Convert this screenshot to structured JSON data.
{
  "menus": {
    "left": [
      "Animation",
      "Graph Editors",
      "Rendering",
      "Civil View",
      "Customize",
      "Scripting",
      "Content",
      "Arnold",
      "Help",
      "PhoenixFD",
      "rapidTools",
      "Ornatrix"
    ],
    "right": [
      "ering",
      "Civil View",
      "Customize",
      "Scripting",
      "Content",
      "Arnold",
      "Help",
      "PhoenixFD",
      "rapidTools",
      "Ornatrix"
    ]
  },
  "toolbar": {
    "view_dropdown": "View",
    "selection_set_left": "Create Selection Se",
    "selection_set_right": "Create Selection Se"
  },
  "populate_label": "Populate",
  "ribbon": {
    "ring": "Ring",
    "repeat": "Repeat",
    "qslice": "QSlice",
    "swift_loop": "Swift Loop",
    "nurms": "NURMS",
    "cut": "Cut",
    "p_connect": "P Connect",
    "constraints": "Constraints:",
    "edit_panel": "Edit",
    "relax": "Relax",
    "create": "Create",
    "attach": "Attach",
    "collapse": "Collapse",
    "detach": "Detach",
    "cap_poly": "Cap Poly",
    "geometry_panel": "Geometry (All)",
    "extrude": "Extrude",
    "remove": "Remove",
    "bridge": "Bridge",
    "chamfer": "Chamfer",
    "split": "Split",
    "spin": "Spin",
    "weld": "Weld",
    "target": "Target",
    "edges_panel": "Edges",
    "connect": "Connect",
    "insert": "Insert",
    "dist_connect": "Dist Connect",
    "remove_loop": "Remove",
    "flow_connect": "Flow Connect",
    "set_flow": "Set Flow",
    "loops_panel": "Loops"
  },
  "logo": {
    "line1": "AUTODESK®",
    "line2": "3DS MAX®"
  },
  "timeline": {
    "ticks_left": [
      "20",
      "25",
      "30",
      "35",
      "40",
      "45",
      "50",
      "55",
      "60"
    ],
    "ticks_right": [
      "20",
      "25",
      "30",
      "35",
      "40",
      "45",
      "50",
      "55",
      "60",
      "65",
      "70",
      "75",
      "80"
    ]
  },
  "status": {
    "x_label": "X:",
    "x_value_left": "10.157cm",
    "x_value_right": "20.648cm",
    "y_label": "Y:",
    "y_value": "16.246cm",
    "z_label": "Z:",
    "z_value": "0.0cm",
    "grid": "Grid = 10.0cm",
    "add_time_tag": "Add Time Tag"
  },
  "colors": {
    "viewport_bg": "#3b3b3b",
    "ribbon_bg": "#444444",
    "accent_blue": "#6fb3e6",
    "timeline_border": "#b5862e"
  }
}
============================================================
**TASK DIRECTIONS:**
How many lines of these entries hold the string "Connect"? Answer with the number alone.

**THE COMPLETED TASK:**
4